(Extracts from a graphics dataset)
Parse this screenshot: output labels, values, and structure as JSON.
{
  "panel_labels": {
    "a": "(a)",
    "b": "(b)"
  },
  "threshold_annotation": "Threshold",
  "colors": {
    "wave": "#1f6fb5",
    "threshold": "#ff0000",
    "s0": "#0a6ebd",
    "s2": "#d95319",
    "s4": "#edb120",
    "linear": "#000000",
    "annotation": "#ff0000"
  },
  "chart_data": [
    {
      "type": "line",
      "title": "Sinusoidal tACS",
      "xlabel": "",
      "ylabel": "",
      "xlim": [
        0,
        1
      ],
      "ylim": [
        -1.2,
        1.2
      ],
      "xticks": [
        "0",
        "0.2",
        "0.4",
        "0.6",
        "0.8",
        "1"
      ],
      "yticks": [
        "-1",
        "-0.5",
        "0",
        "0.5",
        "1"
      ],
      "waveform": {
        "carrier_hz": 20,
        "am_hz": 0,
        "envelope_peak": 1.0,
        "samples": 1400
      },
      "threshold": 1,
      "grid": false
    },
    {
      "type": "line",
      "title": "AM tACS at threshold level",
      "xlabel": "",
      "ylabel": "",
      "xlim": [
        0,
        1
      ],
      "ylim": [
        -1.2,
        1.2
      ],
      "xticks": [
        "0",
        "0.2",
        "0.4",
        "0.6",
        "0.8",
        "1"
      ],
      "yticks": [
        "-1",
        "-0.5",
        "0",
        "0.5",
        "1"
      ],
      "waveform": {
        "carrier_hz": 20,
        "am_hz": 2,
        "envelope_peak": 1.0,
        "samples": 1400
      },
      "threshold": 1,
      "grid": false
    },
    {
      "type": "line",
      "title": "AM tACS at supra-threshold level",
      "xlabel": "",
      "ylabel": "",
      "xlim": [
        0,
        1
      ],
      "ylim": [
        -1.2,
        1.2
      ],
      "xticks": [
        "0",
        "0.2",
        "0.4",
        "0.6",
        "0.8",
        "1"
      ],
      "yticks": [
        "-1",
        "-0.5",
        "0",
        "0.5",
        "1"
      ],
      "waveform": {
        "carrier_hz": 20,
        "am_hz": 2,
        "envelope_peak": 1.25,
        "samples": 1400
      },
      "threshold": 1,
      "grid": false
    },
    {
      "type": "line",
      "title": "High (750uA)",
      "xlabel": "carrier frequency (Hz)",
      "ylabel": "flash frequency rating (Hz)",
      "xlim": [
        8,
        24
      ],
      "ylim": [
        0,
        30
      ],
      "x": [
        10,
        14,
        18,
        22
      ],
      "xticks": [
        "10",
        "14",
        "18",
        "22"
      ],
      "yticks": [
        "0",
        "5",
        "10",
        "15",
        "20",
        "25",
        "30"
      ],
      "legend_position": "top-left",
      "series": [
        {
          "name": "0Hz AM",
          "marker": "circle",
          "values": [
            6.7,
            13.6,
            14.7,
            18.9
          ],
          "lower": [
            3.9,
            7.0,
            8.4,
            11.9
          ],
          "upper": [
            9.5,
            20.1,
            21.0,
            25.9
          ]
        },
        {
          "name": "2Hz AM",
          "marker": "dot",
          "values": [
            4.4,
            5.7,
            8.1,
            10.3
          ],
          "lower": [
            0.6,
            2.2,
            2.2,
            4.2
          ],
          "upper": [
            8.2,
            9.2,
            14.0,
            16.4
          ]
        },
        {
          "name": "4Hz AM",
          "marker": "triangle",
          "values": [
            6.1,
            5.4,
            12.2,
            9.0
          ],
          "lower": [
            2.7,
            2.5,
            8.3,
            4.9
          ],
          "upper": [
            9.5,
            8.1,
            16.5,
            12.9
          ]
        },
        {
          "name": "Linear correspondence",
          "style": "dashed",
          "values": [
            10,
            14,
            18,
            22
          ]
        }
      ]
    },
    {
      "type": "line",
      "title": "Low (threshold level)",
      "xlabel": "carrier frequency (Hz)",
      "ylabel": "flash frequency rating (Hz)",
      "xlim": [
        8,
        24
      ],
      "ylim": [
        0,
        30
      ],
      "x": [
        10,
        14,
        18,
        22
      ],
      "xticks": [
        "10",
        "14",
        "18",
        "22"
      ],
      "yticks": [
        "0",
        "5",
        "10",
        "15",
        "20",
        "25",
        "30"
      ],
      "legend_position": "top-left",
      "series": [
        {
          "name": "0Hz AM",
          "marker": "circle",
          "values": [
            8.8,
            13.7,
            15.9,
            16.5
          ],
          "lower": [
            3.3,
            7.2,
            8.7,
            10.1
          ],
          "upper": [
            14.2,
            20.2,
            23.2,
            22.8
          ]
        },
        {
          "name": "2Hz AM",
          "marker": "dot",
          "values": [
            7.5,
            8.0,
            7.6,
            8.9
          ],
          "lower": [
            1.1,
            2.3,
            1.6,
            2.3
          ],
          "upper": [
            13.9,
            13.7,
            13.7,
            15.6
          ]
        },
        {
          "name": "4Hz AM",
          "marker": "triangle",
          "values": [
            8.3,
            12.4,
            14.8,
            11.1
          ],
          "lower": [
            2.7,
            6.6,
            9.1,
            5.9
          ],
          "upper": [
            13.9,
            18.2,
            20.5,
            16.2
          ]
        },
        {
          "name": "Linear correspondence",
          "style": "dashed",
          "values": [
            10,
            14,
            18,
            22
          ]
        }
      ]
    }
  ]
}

» **Required task**
Your task is to extract all of the records exactly.

» **Written response**
Parse this screenshot: output labels, values, and structure as JSON.
{
  "panel_labels": {
    "a": "(a)",
    "b": "(b)"
  },
  "threshold_annotation": "Threshold",
  "colors": {
    "wave": "#1f6fb5",
    "threshold": "#ff0000",
    "s0": "#0a6ebd",
    "s2": "#d95319",
    "s4": "#edb120",
    "linear": "#000000",
    "annotation": "#ff0000"
  },
  "chart_data": [
    {
      "type": "line",
      "title": "Sinusoidal tACS",
      "xlabel": "",
      "ylabel": "",
      "xlim": [
        0,
        1
      ],
      "ylim": [
        -1.2,
        1.2
      ],
      "xticks": [
        "0",
        "0.2",
        "0.4",
        "0.6",
        "0.8",
        "1"
      ],
      "yticks": [
        "-1",
        "-0.5",
        "0",
        "0.5",
        "1"
      ],
      "waveform": {
        "carrier_hz": 20,
        "am_hz": 0,
        "envelope_peak": 1.0,
        "samples": 1400
      },
      "threshold": 1,
      "grid": false
    },
    {
      "type": "line",
      "title": "AM tACS at threshold level",
      "xlabel": "",
      "ylabel": "",
      "xlim": [
        0,
        1
      ],
      "ylim": [
        -1.2,
        1.2
      ],
      "xticks": [
        "0",
        "0.2",
        "0.4",
        "0.6",
        "0.8",
        "1"
      ],
      "yticks": [
        "-1",
        "-0.5",
        "0",
        "0.5",
        "1"
      ],
      "waveform": {
        "carrier_hz": 20,
        "am_hz": 2,
        "envelope_peak": 1.0,
        "samples": 1400
      },
      "threshold": 1,
      "grid": false
    },
    {
      "type": "line",
      "title": "AM tACS at supra-threshold level",
      "xlabel": "",
      "ylabel": "",
      "xlim": [
        0,
        1
      ],
      "ylim": [
        -1.2,
        1.2
      ],
      "xticks": [
        "0",
        "0.2",
        "0.4",
        "0.6",
        "0.8",
        "1"
      ],
      "yticks": [
        "-1",
        "-0.5",
        "0",
        "0.5",
        "1"
      ],
      "waveform": {
        "carrier_hz": 20,
        "am_hz": 2,
        "envelope_peak": 1.25,
        "samples": 1400
      },
      "threshold": 1,
      "grid": false
    },
    {
      "type": "line",
      "title": "High (750uA)",
      "xlabel": "carrier frequency (Hz)",
      "ylabel": "flash frequency rating (Hz)",
      "xlim": [
        8,
        24
      ],
      "ylim": [
        0,
        30
      ],
      "x": [
        10,
        14,
        18,
        22
      ],
      "xticks": [
        "10",
        "14",
        "18",
        "22"
      ],
      "yticks": [
        "0",
        "5",
        "10",
        "15",
        "20",
        "25",
        "30"
      ],
      "legend_position": "top-left",
      "series": [
        {
          "name": "0Hz AM",
          "marker": "circle",
          "values": [
            6.7,
            13.6,
            14.7,
            18.9
          ],
          "lower": [
            3.9,
            7.0,
            8.4,
            11.9
          ],
          "upper": [
            9.5,
            20.1,
            21.0,
            25.9
          ]
        },
        {
          "name": "2Hz AM",
          "marker": "dot",
          "values": [
            4.4,
            5.7,
            8.1,
            10.3
          ],
          "lower": [
            0.6,
            2.2,
            2.2,
            4.2
          ],
          "upper": [
            8.2,
            9.2,
            14.0,
            16.4
          ]
        },
        {
          "name": "4Hz AM",
          "marker": "triangle",
          "values": [
            6.1,
            5.4,
            12.2,
            9.0
          ],
          "lower": [
            2.7,
            2.5,
            8.3,
            4.9
          ],
          "upper": [
            9.5,
            8.1,
            16.5,
            12.9
          ]
        },
        {
          "name": "Linear correspondence",
          "style": "dashed",
          "values": [
            10,
            14,
            18,
            22
          ]
        }
      ]
    },
    {
      "type": "line",
      "title": "Low (threshold level)",
      "xlabel": "carrier frequency (Hz)",
      "ylabel": "flash frequency rating (Hz)",
      "xlim": [
        8,
        24
      ],
      "ylim": [
        0,
        30
      ],
      "x": [
        10,
        14,
        18,
        22
      ],
      "xticks": [
        "10",
        "14",
        "18",
        "22"
      ],
      "yticks": [
        "0",
        "5",
        "10",
        "15",
        "20",
        "25",
        "30"
      ],
      "legend_position": "top-left",
      "series": [
        {
          "name": "0Hz AM",
          "marker": "circle",
          "values": [
            8.8,
            13.7,
            15.9,
            16.5
          ],
          "lower": [
            3.3,
            7.2,
            8.7,
            10.1
          ],
          "upper": [
            14.2,
            20.2,
            23.2,
            22.8
          ]
        },
        {
          "name": "2Hz AM",
          "marker": "dot",
          "values": [
            7.5,
            8.0,
            7.6,
            8.9
          ],
          "lower": [
            1.1,
            2.3,
            1.6,
            2.3
          ],
          "upper": [
            13.9,
            13.7,
            13.7,
            15.6
          ]
        },
        {
          "name": "4Hz AM",
          "marker": "triangle",
          "values": [
            8.3,
            12.4,
            14.8,
            11.1
          ],
          "lower": [
            2.7,
            6.6,
            9.1,
            5.9
          ],
          "upper": [
            13.9,
            18.2,
            20.5,
            16.2
          ]
        },
        {
          "name": "Linear correspondence",
          "style": "dashed",
          "values": [
            10,
            14,
            18,
            22
          ]
        }
      ]
    }
  ]
}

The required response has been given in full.